- [WORK TO COMPLETE]
Reproduce the lines of the material exactly, excluding every image.

- [THE RECORDS]
>> BEGIN
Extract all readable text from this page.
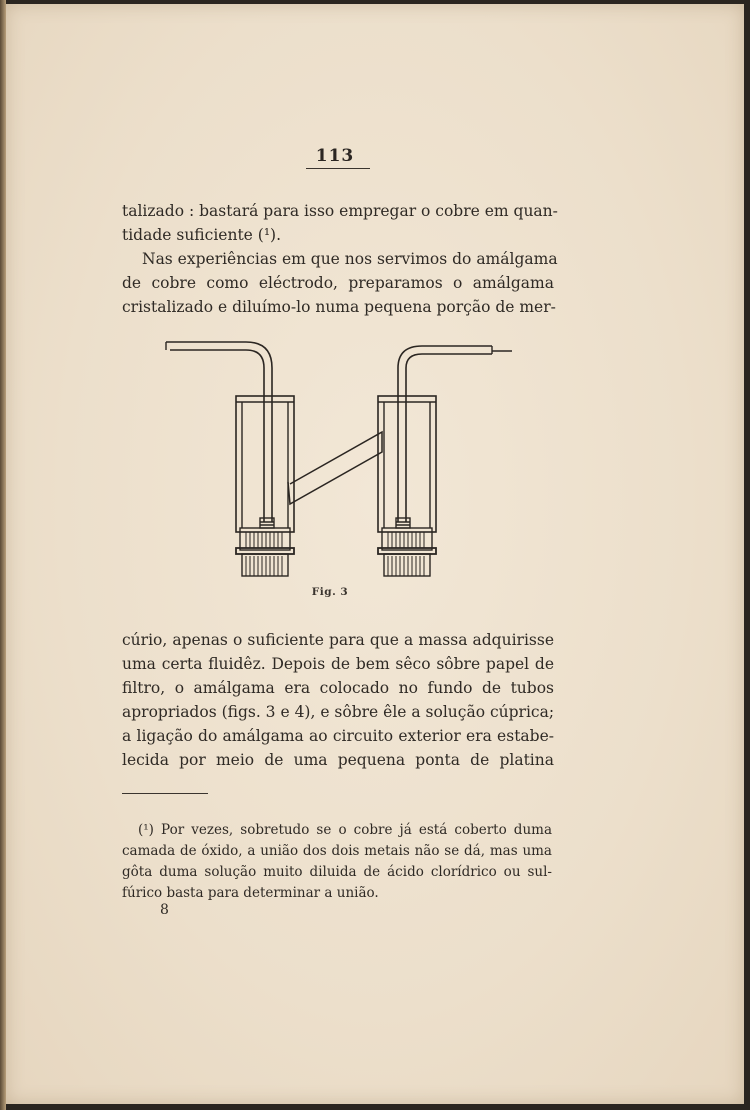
113
talizado : bastará para isso empregar o cobre em quan-
tidade suficiente (¹).
Nas experiências em que nos servimos do amálgama
de cobre como eléctrodo, preparamos o amálgama
cristalizado e diluímo-lo numa pequena porção de mer-
Fig. 3
cúrio, apenas o suficiente para que a massa adquirisse
uma certa fluidêz. Depois de bem sêco sôbre papel de
filtro, o amálgama era colocado no fundo de tubos
apropriados (figs. 3 e 4), e sôbre êle a solução cúprica;
a ligação do amálgama ao circuito exterior era estabe-
lecida por meio de uma pequena ponta de platina
(¹) Por vezes, sobretudo se o cobre já está coberto duma
camada de óxido, a união dos dois metais não se dá, mas uma
gôta duma solução muito diluida de ácido clorídrico ou sul-
fúrico basta para determinar a união.
8
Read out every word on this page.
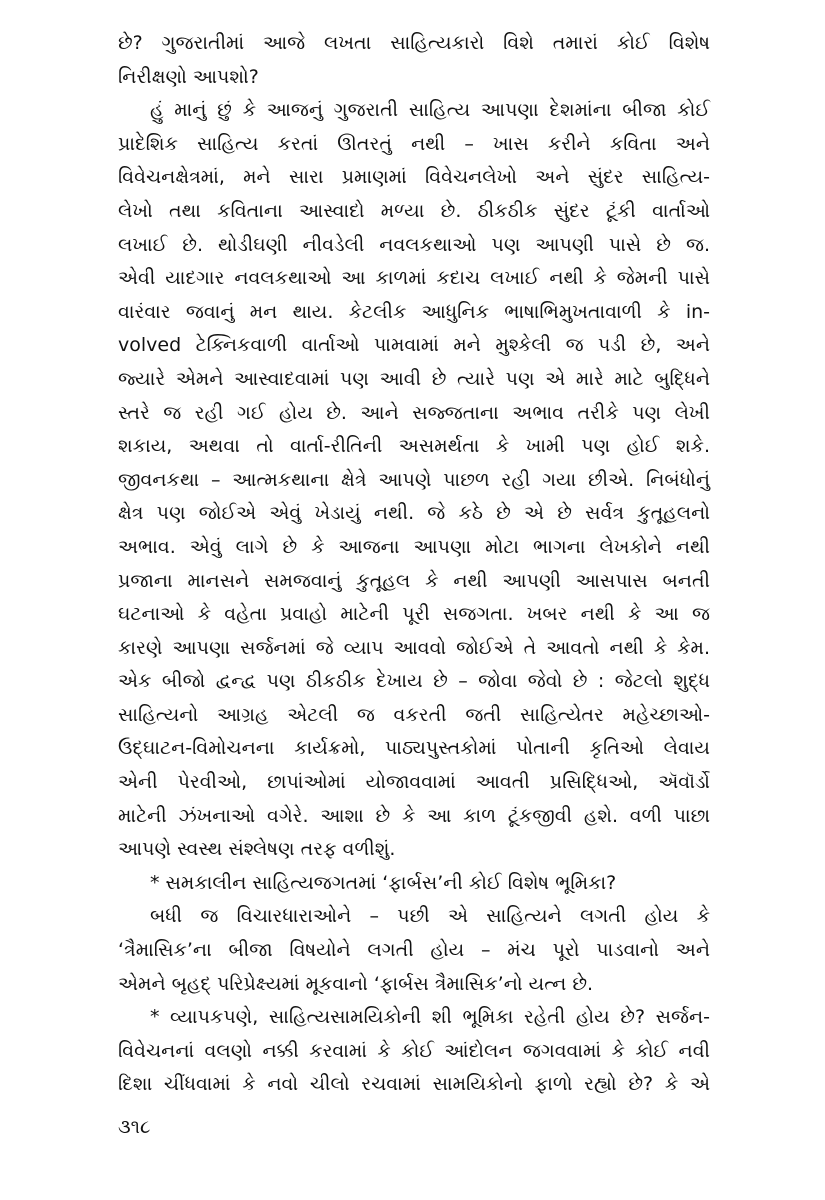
છે? ગુજરાતીમાં આજે લખતા સાહિત્યકારો વિશે તમારાં કોઈ વિશેષ
નિરીક્ષણો આપશો?
હું માનું છું કે આજનું ગુજરાતી સાહિત્ય આપણા દેશમાંના બીજા કોઈ
પ્રાદેશિક સાહિત્ય કરતાં ઊતરતું નથી – ખાસ કરીને કવિતા અને
વિવેચનક્ષેત્રમાં, મને સારા પ્રમાણમાં વિવેચનલેખો અને સુંદર સાહિત્ય-
લેખો તથા કવિતાના આસ્વાદો મળ્યા છે. ઠીકઠીક સુંદર ટૂંકી વાર્તાઓ
લખાઈ છે. થોડીઘણી નીવડેલી નવલકથાઓ પણ આપણી પાસે છે જ.
એવી યાદગાર નવલકથાઓ આ કાળમાં કદાચ લખાઈ નથી કે જેમની પાસે
વારંવાર જવાનું મન થાય. કેટલીક આધુનિક ભાષાભિમુખતાવાળી કે in-
volved ટેક્નિકવાળી વાર્તાઓ પામવામાં મને મુશ્કેલી જ પડી છે, અને
જ્યારે એમને આસ્વાદવામાં પણ આવી છે ત્યારે પણ એ મારે માટે બુદ્ધિને
સ્તરે જ રહી ગઈ હોય છે. આને સજ્જતાના અભાવ તરીકે પણ લેખી
શકાય, અથવા તો વાર્તા-રીતિની અસમર્થતા કે ખામી પણ હોઈ શકે.
જીવનકથા – આત્મકથાના ક્ષેત્રે આપણે પાછળ રહી ગયા છીએ. નિબંધોનું
ક્ષેત્ર પણ જોઈએ એવું ખેડાયું નથી. જે કઠે છે એ છે સર્વત્ર કુતૂહલનો
અભાવ. એવું લાગે છે કે આજના આપણા મોટા ભાગના લેખકોને નથી
પ્રજાના માનસને સમજવાનું કુતૂહલ કે નથી આપણી આસપાસ બનતી
ઘટનાઓ કે વહેતા પ્રવાહો માટેની પૂરી સજગતા. ખબર નથી કે આ જ
કારણે આપણા સર્જનમાં જે વ્યાપ આવવો જોઈએ તે આવતો નથી કે કેમ.
એક બીજો દ્વન્દ્વ પણ ઠીકઠીક દેખાય છે – જોવા જેવો છે : જેટલો શુદ્ધ
સાહિત્યનો આગ્રહ એટલી જ વકરતી જતી સાહિત્યેતર મહેચ્છાઓ-
ઉદ્‌ઘાટન-વિમોચનના કાર્યક્રમો, પાઠ્યપુસ્તકોમાં પોતાની કૃતિઓ લેવાય
એની પેરવીઓ, છાપાંઓમાં યોજાવવામાં આવતી પ્રસિદ્ધિઓ, ઍવૉર્ડો
માટેની ઝંખનાઓ વગેરે. આશા છે કે આ કાળ ટૂંકજીવી હશે. વળી પાછા
આપણે સ્વસ્થ સંશ્લેષણ તરફ વળીશું.
* સમકાલીન સાહિત્યજગતમાં ‘ફાર્બસ’ની કોઈ વિશેષ ભૂમિકા?
બધી જ વિચારધારાઓને – પછી એ સાહિત્યને લગતી હોય કે
‘ત્રૈમાસિક’ના બીજા વિષયોને લગતી હોય – મંચ પૂરો પાડવાનો અને
એમને બૃહદ્ પરિપ્રેક્ષ્યમાં મૂકવાનો ‘ફાર્બસ ત્રૈમાસિક’નો યત્ન છે.
* વ્યાપકપણે, સાહિત્યસામયિકોની શી ભૂમિકા રહેતી હોય છે? સર્જન-
વિવેચનનાં વલણો નક્કી કરવામાં કે કોઈ આંદોલન જગવવામાં કે કોઈ નવી
દિશા ચીંધવામાં કે નવો ચીલો રચવામાં સામયિકોનો ફાળો રહ્યો છે? કે એ
૩૧૮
>> END
- [EXPECTED ANSWER]
Extract all readable text from this page.
113
talizado : bastará para isso empregar o cobre em quan-
tidade suficiente (¹).
Nas experiências em que nos servimos do amálgama
de cobre como eléctrodo, preparamos o amálgama
cristalizado e diluímo-lo numa pequena porção de mer-
Fig. 3
cúrio, apenas o suficiente para que a massa adquirisse
uma certa fluidêz. Depois de bem sêco sôbre papel de
filtro, o amálgama era colocado no fundo de tubos
apropriados (figs. 3 e 4), e sôbre êle a solução cúprica;
a ligação do amálgama ao circuito exterior era estabe-
lecida por meio de uma pequena ponta de platina
(¹) Por vezes, sobretudo se o cobre já está coberto duma
camada de óxido, a união dos dois metais não se dá, mas uma
gôta duma solução muito diluida de ácido clorídrico ou sul-
fúrico basta para determinar a união.
8
Read out every word on this page.
છે? ગુજરાતીમાં આજે લખતા સાહિત્યકારો વિશે તમારાં કોઈ વિશેષ
નિરીક્ષણો આપશો?
હું માનું છું કે આજનું ગુજરાતી સાહિત્ય આપણા દેશમાંના બીજા કોઈ
પ્રાદેશિક સાહિત્ય કરતાં ઊતરતું નથી – ખાસ કરીને કવિતા અને
વિવેચનક્ષેત્રમાં, મને સારા પ્રમાણમાં વિવેચનલેખો અને સુંદર સાહિત્ય-
લેખો તથા કવિતાના આસ્વાદો મળ્યા છે. ઠીકઠીક સુંદર ટૂંકી વાર્તાઓ
લખાઈ છે. થોડીઘણી નીવડેલી નવલકથાઓ પણ આપણી પાસે છે જ.
એવી યાદગાર નવલકથાઓ આ કાળમાં કદાચ લખાઈ નથી કે જેમની પાસે
વારંવાર જવાનું મન થાય. કેટલીક આધુનિક ભાષાભિમુખતાવાળી કે in-
volved ટેક્નિકવાળી વાર્તાઓ પામવામાં મને મુશ્કેલી જ પડી છે, અને
જ્યારે એમને આસ્વાદવામાં પણ આવી છે ત્યારે પણ એ મારે માટે બુદ્ધિને
સ્તરે જ રહી ગઈ હોય છે. આને સજ્જતાના અભાવ તરીકે પણ લેખી
શકાય, અથવા તો વાર્તા-રીતિની અસમર્થતા કે ખામી પણ હોઈ શકે.
જીવનકથા – આત્મકથાના ક્ષેત્રે આપણે પાછળ રહી ગયા છીએ. નિબંધોનું
ક્ષેત્ર પણ જોઈએ એવું ખેડાયું નથી. જે કઠે છે એ છે સર્વત્ર કુતૂહલનો
અભાવ. એવું લાગે છે કે આજના આપણા મોટા ભાગના લેખકોને નથી
પ્રજાના માનસને સમજવાનું કુતૂહલ કે નથી આપણી આસપાસ બનતી
ઘટનાઓ કે વહેતા પ્રવાહો માટેની પૂરી સજગતા. ખબર નથી કે આ જ
કારણે આપણા સર્જનમાં જે વ્યાપ આવવો જોઈએ તે આવતો નથી કે કેમ.
એક બીજો દ્વન્દ્વ પણ ઠીકઠીક દેખાય છે – જોવા જેવો છે : જેટલો શુદ્ધ
સાહિત્યનો આગ્રહ એટલી જ વકરતી જતી સાહિત્યેતર મહેચ્છાઓ-
ઉદ્‌ઘાટન-વિમોચનના કાર્યક્રમો, પાઠ્યપુસ્તકોમાં પોતાની કૃતિઓ લેવાય
એની પેરવીઓ, છાપાંઓમાં યોજાવવામાં આવતી પ્રસિદ્ધિઓ, ઍવૉર્ડો
માટેની ઝંખનાઓ વગેરે. આશા છે કે આ કાળ ટૂંકજીવી હશે. વળી પાછા
આપણે સ્વસ્થ સંશ્લેષણ તરફ વળીશું.
* સમકાલીન સાહિત્યજગતમાં ‘ફાર્બસ’ની કોઈ વિશેષ ભૂમિકા?
બધી જ વિચારધારાઓને – પછી એ સાહિત્યને લગતી હોય કે
‘ત્રૈમાસિક’ના બીજા વિષયોને લગતી હોય – મંચ પૂરો પાડવાનો અને
એમને બૃહદ્ પરિપ્રેક્ષ્યમાં મૂકવાનો ‘ફાર્બસ ત્રૈમાસિક’નો યત્ન છે.
* વ્યાપકપણે, સાહિત્યસામયિકોની શી ભૂમિકા રહેતી હોય છે? સર્જન-
વિવેચનનાં વલણો નક્કી કરવામાં કે કોઈ આંદોલન જગવવામાં કે કોઈ નવી
દિશા ચીંધવામાં કે નવો ચીલો રચવામાં સામયિકોનો ફાળો રહ્યો છે? કે એ
૩૧૮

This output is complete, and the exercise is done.